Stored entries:
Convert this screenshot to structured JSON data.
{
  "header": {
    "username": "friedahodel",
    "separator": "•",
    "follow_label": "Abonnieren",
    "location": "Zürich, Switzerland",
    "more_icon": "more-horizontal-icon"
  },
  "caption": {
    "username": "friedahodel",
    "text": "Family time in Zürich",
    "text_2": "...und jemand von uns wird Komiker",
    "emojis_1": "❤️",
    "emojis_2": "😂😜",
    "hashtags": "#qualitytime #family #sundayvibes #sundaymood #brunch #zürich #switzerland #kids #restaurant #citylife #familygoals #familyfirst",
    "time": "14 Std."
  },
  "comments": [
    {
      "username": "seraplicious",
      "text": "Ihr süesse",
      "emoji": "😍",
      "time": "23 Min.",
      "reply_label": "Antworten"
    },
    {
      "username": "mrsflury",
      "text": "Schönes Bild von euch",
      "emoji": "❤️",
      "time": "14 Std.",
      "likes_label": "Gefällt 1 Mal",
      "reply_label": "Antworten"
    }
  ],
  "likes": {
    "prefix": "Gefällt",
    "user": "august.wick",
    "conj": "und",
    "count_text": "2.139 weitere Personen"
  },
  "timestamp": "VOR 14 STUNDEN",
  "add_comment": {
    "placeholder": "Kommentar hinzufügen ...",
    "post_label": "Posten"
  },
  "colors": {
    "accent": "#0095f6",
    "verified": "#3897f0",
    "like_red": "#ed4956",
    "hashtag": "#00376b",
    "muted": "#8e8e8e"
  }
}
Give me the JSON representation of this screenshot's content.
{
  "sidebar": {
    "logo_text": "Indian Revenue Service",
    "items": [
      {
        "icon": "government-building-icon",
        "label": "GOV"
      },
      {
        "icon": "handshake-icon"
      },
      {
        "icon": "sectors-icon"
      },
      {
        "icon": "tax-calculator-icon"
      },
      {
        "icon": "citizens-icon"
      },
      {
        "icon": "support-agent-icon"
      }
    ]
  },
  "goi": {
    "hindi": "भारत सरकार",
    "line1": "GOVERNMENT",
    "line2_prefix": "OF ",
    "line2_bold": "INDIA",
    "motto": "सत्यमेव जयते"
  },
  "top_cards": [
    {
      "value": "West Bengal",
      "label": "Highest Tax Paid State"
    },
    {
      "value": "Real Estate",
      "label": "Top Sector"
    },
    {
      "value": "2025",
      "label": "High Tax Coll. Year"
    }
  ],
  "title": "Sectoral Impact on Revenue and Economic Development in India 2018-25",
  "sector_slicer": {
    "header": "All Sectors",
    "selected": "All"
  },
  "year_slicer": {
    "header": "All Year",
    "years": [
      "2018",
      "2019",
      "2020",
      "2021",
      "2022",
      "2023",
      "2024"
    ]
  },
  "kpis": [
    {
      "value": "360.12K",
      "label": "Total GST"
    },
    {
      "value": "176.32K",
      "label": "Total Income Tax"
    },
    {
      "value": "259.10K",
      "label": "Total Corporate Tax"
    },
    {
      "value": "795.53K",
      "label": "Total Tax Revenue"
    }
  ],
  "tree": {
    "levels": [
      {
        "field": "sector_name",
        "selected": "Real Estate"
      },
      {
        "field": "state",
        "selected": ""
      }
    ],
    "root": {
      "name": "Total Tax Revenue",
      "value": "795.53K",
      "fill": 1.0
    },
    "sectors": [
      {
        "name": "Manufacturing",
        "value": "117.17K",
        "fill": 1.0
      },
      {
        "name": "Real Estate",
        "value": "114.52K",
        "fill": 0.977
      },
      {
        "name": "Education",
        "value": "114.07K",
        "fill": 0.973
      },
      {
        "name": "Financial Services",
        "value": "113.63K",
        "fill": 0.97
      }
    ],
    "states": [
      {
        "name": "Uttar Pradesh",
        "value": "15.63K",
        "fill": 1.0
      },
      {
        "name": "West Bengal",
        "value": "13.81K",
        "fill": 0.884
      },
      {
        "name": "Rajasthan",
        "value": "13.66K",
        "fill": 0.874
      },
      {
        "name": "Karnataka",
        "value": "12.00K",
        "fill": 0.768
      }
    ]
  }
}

- [TO BE DONE]:
Select every line where the word "username" occurs.

- [ANSWER BELOW]:
    "username": "friedahodel",
    "username": "friedahodel",
      "username": "seraplicious",
      "username": "mrsflury",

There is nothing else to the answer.